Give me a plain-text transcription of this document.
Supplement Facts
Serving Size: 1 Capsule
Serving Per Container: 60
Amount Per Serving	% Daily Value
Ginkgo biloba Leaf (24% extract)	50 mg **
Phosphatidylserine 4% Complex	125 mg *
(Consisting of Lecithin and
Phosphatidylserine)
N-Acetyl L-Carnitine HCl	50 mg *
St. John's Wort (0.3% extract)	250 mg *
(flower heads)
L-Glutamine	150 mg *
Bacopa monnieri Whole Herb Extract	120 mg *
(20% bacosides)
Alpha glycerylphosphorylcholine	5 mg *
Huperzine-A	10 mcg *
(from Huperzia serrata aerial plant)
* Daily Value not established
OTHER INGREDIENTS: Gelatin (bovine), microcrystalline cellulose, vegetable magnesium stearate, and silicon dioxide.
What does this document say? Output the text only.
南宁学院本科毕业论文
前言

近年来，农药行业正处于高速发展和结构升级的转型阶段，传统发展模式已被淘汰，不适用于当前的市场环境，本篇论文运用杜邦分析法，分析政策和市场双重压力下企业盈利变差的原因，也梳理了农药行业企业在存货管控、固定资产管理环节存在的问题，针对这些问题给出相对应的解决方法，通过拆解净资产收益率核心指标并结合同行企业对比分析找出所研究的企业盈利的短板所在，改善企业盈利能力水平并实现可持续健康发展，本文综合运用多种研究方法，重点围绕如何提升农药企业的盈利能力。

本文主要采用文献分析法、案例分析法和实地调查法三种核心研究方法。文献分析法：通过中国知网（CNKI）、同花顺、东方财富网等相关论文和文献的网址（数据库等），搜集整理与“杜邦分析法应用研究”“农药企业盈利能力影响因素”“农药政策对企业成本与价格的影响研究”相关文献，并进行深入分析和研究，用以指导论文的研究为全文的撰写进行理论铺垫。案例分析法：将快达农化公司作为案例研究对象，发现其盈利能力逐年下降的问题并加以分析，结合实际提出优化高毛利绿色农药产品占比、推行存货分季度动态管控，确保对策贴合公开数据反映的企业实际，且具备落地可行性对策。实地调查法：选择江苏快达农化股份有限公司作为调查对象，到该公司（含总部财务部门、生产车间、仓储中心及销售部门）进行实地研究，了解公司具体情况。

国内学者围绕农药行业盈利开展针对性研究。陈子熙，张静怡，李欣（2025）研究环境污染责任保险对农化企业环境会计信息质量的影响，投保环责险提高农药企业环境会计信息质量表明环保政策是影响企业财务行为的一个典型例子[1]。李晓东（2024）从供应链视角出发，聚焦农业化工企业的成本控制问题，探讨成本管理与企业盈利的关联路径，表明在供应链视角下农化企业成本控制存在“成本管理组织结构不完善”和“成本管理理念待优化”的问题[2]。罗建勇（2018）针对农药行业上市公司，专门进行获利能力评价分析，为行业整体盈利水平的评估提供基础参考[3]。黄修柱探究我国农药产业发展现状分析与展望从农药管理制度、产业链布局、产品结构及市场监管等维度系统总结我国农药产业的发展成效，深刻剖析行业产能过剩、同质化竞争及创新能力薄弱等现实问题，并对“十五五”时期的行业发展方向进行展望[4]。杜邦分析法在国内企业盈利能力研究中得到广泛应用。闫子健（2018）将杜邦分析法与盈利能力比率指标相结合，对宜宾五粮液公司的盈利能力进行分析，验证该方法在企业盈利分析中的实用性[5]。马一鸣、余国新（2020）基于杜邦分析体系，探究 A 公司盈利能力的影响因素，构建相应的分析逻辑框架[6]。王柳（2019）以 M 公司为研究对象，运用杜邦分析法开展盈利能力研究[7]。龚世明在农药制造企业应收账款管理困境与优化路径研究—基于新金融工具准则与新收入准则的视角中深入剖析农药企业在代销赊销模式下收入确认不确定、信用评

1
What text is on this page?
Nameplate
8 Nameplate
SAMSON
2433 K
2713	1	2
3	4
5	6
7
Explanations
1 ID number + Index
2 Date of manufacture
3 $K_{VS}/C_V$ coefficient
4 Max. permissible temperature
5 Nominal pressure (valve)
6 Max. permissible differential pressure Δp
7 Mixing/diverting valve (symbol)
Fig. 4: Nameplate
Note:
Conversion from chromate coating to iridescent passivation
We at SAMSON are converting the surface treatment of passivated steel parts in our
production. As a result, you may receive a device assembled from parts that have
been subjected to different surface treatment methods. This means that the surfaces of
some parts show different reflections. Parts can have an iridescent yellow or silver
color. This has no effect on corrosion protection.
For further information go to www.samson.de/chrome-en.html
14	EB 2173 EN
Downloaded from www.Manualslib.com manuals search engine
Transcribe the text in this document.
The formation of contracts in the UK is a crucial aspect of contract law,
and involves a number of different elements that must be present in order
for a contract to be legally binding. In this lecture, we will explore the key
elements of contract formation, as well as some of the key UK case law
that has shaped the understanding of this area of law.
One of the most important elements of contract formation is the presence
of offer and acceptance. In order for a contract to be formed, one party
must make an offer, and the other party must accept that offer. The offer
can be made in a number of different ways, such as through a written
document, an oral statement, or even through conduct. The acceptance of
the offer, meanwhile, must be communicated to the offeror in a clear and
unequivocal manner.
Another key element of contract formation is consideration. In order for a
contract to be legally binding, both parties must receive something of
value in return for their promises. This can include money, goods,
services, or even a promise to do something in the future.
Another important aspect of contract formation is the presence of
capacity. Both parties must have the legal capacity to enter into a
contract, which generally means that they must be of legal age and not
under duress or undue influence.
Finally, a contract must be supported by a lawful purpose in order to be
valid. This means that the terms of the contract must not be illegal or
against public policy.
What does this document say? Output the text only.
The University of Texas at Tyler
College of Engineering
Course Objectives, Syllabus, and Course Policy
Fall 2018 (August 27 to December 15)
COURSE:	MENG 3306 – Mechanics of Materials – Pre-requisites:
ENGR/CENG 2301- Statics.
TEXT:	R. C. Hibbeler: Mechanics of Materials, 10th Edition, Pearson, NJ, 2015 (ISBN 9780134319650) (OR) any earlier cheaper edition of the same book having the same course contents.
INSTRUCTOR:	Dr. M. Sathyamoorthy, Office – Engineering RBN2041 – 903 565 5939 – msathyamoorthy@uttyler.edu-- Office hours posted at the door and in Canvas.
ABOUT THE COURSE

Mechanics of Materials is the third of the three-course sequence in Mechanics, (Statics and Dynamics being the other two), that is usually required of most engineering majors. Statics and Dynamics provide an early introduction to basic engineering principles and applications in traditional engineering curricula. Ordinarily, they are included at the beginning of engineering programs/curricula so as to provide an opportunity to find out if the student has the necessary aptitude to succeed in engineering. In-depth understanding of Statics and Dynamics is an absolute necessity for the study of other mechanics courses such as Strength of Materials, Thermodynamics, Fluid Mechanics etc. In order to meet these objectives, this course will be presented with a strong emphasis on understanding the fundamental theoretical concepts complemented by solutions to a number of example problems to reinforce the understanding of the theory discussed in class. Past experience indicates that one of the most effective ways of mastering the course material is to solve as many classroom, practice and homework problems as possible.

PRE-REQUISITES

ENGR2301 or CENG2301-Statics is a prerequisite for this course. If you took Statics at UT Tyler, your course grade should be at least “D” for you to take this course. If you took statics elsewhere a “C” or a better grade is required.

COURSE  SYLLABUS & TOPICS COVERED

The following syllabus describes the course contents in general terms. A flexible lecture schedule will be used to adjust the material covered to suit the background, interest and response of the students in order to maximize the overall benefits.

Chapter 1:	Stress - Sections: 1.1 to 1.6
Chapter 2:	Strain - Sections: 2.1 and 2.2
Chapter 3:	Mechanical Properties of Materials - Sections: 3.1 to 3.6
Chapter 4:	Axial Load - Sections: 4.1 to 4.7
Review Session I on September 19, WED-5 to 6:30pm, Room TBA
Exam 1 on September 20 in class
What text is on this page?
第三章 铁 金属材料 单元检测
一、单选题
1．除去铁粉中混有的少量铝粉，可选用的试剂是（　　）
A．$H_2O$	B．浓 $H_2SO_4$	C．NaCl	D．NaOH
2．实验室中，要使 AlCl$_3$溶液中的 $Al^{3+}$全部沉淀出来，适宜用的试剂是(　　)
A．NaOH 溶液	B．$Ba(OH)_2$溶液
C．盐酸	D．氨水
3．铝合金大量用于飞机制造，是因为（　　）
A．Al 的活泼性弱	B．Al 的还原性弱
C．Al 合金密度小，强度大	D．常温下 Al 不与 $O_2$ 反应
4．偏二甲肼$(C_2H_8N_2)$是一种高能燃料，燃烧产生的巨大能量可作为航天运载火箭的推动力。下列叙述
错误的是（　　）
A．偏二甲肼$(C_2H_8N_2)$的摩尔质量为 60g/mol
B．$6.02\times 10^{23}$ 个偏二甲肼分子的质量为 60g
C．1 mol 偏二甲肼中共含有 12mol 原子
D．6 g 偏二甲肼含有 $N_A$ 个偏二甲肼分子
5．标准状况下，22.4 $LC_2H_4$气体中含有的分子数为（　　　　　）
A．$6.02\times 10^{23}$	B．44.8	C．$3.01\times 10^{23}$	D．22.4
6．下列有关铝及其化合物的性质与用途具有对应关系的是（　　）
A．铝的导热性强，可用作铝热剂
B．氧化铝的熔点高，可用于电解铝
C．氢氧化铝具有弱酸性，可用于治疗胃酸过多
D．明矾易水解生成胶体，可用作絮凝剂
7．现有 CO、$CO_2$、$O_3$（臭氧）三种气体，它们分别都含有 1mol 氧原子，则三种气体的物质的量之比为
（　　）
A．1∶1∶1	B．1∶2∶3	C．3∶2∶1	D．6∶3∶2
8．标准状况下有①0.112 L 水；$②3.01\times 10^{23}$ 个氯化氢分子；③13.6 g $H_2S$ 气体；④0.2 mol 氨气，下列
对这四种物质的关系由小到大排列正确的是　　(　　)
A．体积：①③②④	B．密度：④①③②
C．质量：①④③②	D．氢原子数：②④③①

========

GIVEN REQUEST: Tally every line of the data that holds the word "lecture" and write the count alone.

FINAL RESULT: 2